» EXTRAIT DU TEXTE
L'instrument de cette catégorie le plus usité est le changgo (tambour en forme de sablier), qu'on retrouve dans presque tous les types de musique coréenne. Parmi les tambours en tonneau, citons surtout le puk (pour la musique bouddhique), le cholgo, le chingo, le nogo et le nodo.

Aérophones

Parmi les flûtes les plus fréquemment utilisées, on trouve le taegum (flûte traversière à six trous) et dans la même famille le chi ; parmi les flûtes droites, on emploie surtout le tanso, puis le yak et le chok. On trouve aussi une flûte de pan, le so, et un ocarina de terre, le hun. Pour les anches, l'instrument typique est le p'iri, sorte de hautbois de bambou, et ses dérivés, le tangp'iri et le hyangp'iri ; le t'aep'yongso, en bois, n'est utilisé que dans la musique rituelle bouddhique, de même que les rares types de trompette, le nap'al (longue trompette de métal) et le nagak (conque).

Cordophones

Les plus courants sont des cithares, le komun'go (six cordes) et le kayago ou kayakeum (douze cordes) surtout, l'ajaeng (sept cordes), le kum et le sul ; on trouve aussi un violon à deux cordes, le haegum.

» TÂCHES
- 1) Recopiez le passage de l'extrait sur les instruments coréens compris entre « Parmi les flûtes les » et « cordes, le haegum. », bornes incluses.
- 2) Pour chaque affirmation ci-dessous, dites par oui ou par non si elle concorde avec l'extrait sur les instruments coréens, et citez à l'identique les mots de l'extrait qui en décident.
(a) Le changgo est un tambour en forme de sablier.
(b) Le haegum est une cithare à douze cordes.
(c) Le t'aep'yongso s'emploie dans tous les types de musique coréenne.

» DONNÉES FOURNIES
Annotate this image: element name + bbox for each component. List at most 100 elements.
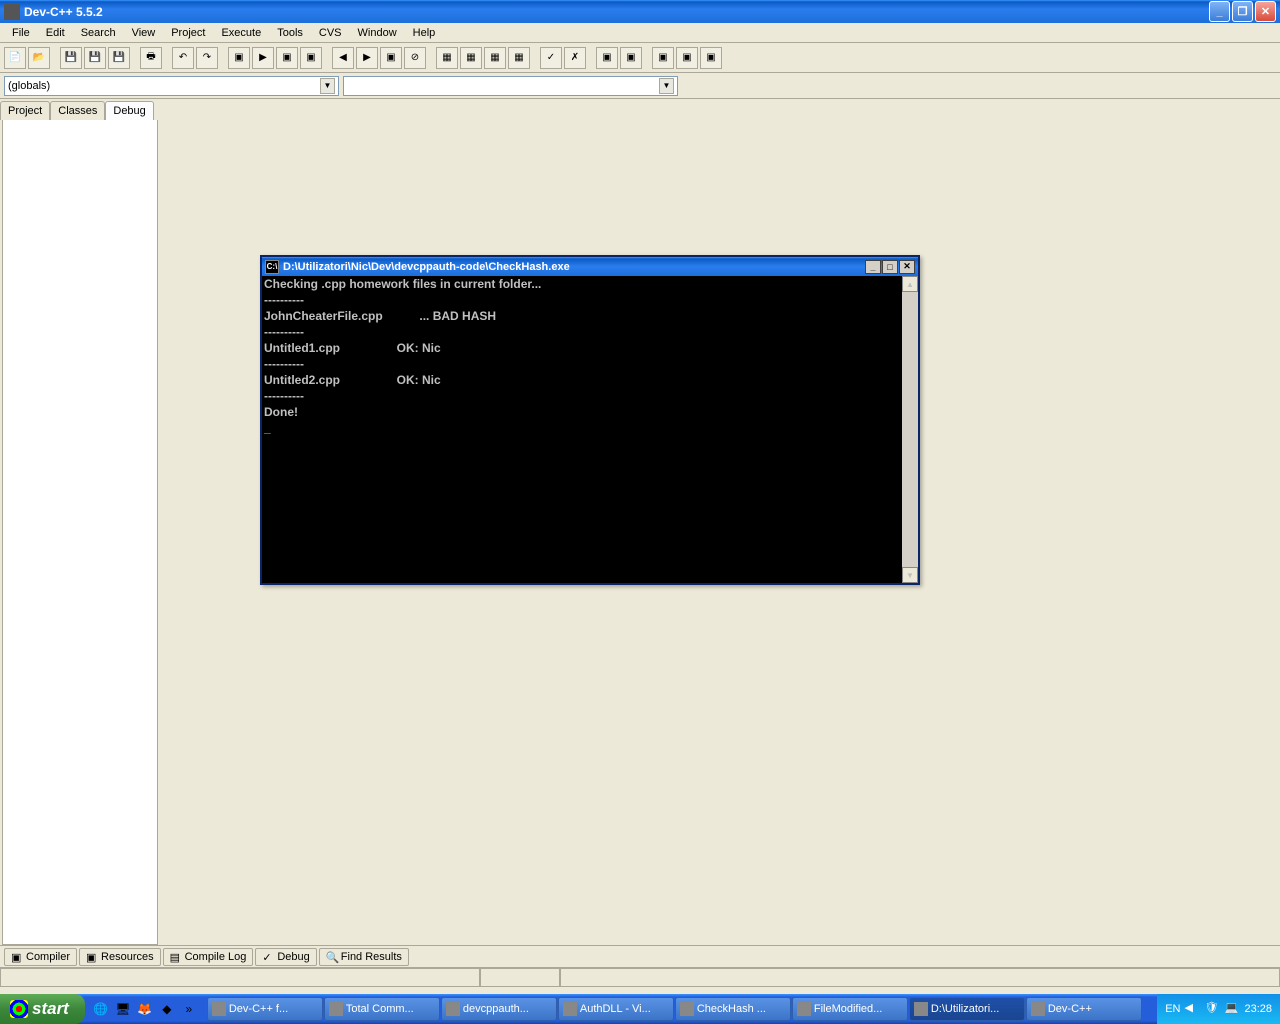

» RÉPONSES
- 1)
Parmi les flûtes les plus fréquemment utilisées, on trouve le taegum (flûte traversière à six trous) et dans la même famille le chi ; parmi les flûtes droites, on emploie surtout le tanso, puis le yak et le chok. On trouve aussi une flûte de pan, le so, et un ocarina de terre, le hun. Pour les anches, l'instrument typique est le p'iri, sorte de hautbois de bambou, et ses dérivés, le tangp'iri et le hyangp'iri ; le t'aep'yongso, en bois, n'est utilisé que dans la musique rituelle bouddhique, de même que les rares types de trompette, le nap'al (longue trompette de métal) et le nagak (conque).

Cordophones

Les plus courants sont des cithares, le komun'go (six cordes) et le kayago ou kayakeum (douze cordes) surtout, l'ajaeng (sept cordes), le kum et le sul ; on trouve aussi un violon à deux cordes, le haegum.

- 2)
(a) Oui : « le changgo (tambour en forme de sablier) ».
(b) Non : « on trouve aussi un violon à deux cordes, le haegum ».
(c) Non : « le t'aep'yongso, en bois, n'est utilisé que dans la musique rituelle bouddhique ».